(Source records)
+-------+
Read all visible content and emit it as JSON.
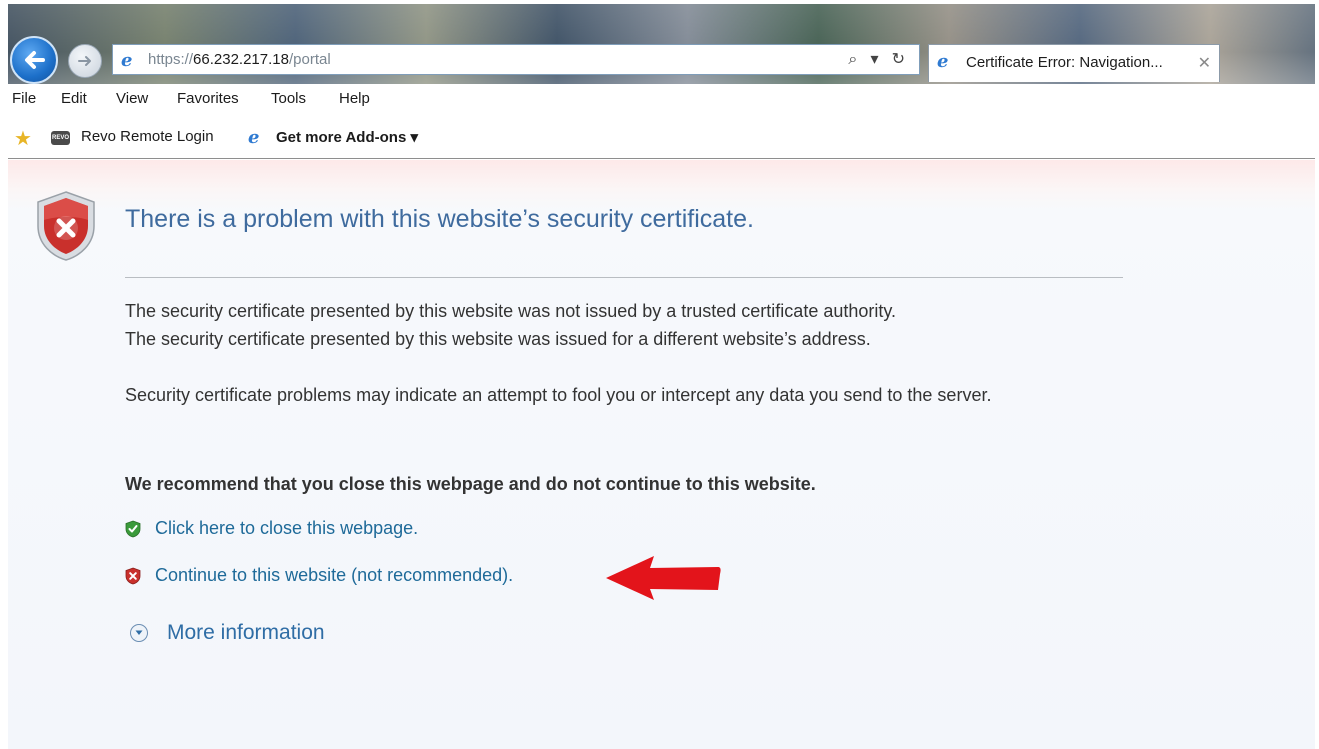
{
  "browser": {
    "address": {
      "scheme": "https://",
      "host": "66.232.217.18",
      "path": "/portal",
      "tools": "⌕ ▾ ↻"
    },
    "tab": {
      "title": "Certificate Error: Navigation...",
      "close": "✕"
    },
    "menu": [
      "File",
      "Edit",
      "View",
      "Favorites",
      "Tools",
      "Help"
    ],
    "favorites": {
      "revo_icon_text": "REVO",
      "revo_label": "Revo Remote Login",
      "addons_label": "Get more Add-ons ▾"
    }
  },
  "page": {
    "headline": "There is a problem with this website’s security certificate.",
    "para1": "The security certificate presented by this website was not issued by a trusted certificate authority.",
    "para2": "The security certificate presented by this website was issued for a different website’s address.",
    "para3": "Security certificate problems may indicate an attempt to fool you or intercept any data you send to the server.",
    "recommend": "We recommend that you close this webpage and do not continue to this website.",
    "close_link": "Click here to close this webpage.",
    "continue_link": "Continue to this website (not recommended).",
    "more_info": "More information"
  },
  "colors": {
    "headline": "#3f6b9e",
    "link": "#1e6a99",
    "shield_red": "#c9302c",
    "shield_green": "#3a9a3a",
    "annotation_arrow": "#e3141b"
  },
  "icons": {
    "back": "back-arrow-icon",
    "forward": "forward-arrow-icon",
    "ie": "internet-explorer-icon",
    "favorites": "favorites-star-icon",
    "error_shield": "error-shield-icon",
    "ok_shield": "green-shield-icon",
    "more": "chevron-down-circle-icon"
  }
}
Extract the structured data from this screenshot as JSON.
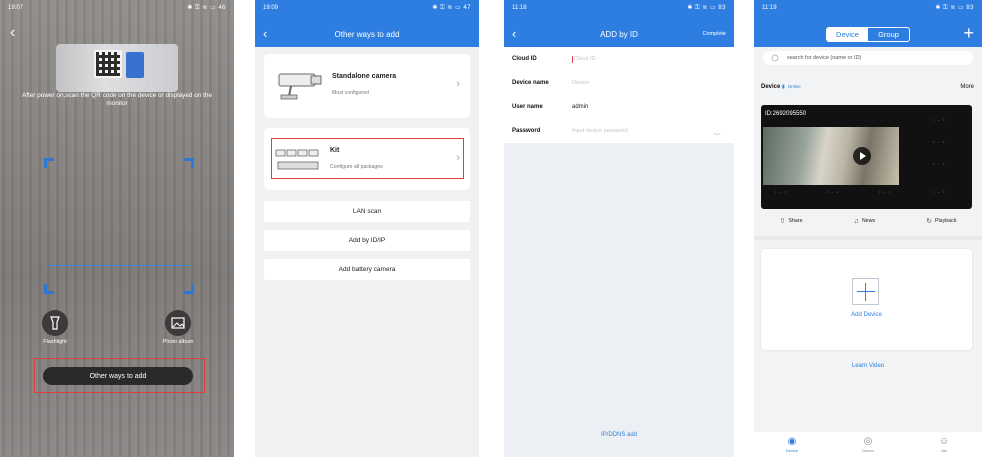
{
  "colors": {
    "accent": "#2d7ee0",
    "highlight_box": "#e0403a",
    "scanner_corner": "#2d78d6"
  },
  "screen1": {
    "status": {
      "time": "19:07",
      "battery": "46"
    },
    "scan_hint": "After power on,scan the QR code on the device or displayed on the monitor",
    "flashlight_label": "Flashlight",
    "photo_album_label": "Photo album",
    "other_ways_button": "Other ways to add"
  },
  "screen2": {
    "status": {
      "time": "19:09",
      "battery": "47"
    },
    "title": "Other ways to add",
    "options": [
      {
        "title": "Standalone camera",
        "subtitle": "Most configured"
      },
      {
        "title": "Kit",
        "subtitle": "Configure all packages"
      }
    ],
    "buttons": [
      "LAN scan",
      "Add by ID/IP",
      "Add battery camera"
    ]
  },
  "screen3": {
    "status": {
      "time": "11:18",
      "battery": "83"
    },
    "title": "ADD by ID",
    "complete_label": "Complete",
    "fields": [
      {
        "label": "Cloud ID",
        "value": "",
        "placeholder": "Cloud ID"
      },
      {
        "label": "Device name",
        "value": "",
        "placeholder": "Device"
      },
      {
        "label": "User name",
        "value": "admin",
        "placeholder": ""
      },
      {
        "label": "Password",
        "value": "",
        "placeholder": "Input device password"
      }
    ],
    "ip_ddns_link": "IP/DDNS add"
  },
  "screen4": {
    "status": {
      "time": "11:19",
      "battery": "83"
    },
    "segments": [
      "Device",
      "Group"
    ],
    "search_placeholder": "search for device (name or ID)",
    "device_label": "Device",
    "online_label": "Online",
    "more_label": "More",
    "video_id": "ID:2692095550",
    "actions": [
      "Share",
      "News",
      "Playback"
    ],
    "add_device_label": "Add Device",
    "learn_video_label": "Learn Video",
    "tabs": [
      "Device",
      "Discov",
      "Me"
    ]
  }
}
+-------+
• TASK GOAL: Word for word, quote the lines above. Omit the pictures.

• RESULT FOR THIS EXERCISE:
Read all visible content and emit it as JSON.
{
  "browser": {
    "address": {
      "scheme": "https://",
      "host": "66.232.217.18",
      "path": "/portal",
      "tools": "⌕ ▾ ↻"
    },
    "tab": {
      "title": "Certificate Error: Navigation...",
      "close": "✕"
    },
    "menu": [
      "File",
      "Edit",
      "View",
      "Favorites",
      "Tools",
      "Help"
    ],
    "favorites": {
      "revo_icon_text": "REVO",
      "revo_label": "Revo Remote Login",
      "addons_label": "Get more Add-ons ▾"
    }
  },
  "page": {
    "headline": "There is a problem with this website’s security certificate.",
    "para1": "The security certificate presented by this website was not issued by a trusted certificate authority.",
    "para2": "The security certificate presented by this website was issued for a different website’s address.",
    "para3": "Security certificate problems may indicate an attempt to fool you or intercept any data you send to the server.",
    "recommend": "We recommend that you close this webpage and do not continue to this website.",
    "close_link": "Click here to close this webpage.",
    "continue_link": "Continue to this website (not recommended).",
    "more_info": "More information"
  },
  "colors": {
    "headline": "#3f6b9e",
    "link": "#1e6a99",
    "shield_red": "#c9302c",
    "shield_green": "#3a9a3a",
    "annotation_arrow": "#e3141b"
  },
  "icons": {
    "back": "back-arrow-icon",
    "forward": "forward-arrow-icon",
    "ie": "internet-explorer-icon",
    "favorites": "favorites-star-icon",
    "error_shield": "error-shield-icon",
    "ok_shield": "green-shield-icon",
    "more": "chevron-down-circle-icon"
  }
}
Extract the structured data from this screenshot as JSON.
{
  "colors": {
    "accent": "#2d7ee0",
    "highlight_box": "#e0403a",
    "scanner_corner": "#2d78d6"
  },
  "screen1": {
    "status": {
      "time": "19:07",
      "battery": "46"
    },
    "scan_hint": "After power on,scan the QR code on the device or displayed on the monitor",
    "flashlight_label": "Flashlight",
    "photo_album_label": "Photo album",
    "other_ways_button": "Other ways to add"
  },
  "screen2": {
    "status": {
      "time": "19:09",
      "battery": "47"
    },
    "title": "Other ways to add",
    "options": [
      {
        "title": "Standalone camera",
        "subtitle": "Most configured"
      },
      {
        "title": "Kit",
        "subtitle": "Configure all packages"
      }
    ],
    "buttons": [
      "LAN scan",
      "Add by ID/IP",
      "Add battery camera"
    ]
  },
  "screen3": {
    "status": {
      "time": "11:18",
      "battery": "83"
    },
    "title": "ADD by ID",
    "complete_label": "Complete",
    "fields": [
      {
        "label": "Cloud ID",
        "value": "",
        "placeholder": "Cloud ID"
      },
      {
        "label": "Device name",
        "value": "",
        "placeholder": "Device"
      },
      {
        "label": "User name",
        "value": "admin",
        "placeholder": ""
      },
      {
        "label": "Password",
        "value": "",
        "placeholder": "Input device password"
      }
    ],
    "ip_ddns_link": "IP/DDNS add"
  },
  "screen4": {
    "status": {
      "time": "11:19",
      "battery": "83"
    },
    "segments": [
      "Device",
      "Group"
    ],
    "search_placeholder": "search for device (name or ID)",
    "device_label": "Device",
    "online_label": "Online",
    "more_label": "More",
    "video_id": "ID:2692095550",
    "actions": [
      "Share",
      "News",
      "Playback"
    ],
    "add_device_label": "Add Device",
    "learn_video_label": "Learn Video",
    "tabs": [
      "Device",
      "Discov",
      "Me"
    ]
  }
}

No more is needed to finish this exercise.